■ Exercise instructions ■
Copy each line below in which the string "text" occurs.

■ Supplied records ■
· · · · ·

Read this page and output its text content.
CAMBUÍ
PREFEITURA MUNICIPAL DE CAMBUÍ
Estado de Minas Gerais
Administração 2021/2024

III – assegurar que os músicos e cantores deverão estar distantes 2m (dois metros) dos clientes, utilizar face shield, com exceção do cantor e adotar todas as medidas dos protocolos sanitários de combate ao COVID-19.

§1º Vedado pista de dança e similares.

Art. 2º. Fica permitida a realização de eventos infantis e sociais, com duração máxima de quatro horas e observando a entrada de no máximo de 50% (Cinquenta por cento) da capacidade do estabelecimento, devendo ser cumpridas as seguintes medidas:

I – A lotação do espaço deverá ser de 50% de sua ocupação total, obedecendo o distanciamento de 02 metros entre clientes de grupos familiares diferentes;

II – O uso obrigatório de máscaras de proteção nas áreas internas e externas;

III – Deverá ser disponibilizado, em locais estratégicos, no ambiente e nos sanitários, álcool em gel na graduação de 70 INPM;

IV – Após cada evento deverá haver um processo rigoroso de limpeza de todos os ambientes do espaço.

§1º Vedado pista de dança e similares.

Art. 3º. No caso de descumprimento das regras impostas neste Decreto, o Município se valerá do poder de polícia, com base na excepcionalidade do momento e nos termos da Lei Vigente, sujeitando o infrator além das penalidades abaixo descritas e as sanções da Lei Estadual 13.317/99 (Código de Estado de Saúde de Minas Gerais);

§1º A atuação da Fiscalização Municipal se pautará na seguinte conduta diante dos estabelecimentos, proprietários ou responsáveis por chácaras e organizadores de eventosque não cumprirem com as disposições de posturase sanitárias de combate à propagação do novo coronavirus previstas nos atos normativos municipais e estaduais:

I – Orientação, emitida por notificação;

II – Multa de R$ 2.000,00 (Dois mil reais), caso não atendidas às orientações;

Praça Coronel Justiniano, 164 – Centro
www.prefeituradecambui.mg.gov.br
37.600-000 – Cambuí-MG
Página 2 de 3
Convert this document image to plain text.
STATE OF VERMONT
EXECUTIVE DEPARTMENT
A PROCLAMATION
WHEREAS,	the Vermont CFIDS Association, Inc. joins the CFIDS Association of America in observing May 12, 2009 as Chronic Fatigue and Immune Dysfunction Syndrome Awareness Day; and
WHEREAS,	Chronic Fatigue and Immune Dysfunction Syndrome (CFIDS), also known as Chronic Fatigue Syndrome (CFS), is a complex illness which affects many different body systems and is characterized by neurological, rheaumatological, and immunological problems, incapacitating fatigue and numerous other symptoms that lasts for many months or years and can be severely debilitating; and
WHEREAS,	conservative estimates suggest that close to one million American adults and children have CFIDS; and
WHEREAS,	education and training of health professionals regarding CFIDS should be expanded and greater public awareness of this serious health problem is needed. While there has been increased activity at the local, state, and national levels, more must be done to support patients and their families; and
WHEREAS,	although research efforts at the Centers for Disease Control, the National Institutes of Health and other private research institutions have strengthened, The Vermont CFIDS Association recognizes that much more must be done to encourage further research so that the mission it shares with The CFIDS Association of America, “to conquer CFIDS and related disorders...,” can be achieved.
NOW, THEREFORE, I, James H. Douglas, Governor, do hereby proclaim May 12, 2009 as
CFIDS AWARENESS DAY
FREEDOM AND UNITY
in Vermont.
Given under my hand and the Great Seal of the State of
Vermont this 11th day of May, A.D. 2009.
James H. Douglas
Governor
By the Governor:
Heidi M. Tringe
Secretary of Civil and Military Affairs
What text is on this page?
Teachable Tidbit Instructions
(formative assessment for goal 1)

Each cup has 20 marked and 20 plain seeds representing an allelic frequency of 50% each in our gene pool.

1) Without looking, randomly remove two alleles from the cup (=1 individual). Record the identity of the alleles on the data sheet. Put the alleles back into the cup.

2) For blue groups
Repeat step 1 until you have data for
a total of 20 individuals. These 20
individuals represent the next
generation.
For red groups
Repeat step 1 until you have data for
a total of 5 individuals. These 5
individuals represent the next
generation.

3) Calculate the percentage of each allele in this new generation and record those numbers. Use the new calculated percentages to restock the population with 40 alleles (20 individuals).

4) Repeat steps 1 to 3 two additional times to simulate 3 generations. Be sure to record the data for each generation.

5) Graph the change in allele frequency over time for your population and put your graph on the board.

· · · · ·

■ Solution to the problem ■
Read this page and output its text content.
Convert this document image to plain text.
What text is on this page?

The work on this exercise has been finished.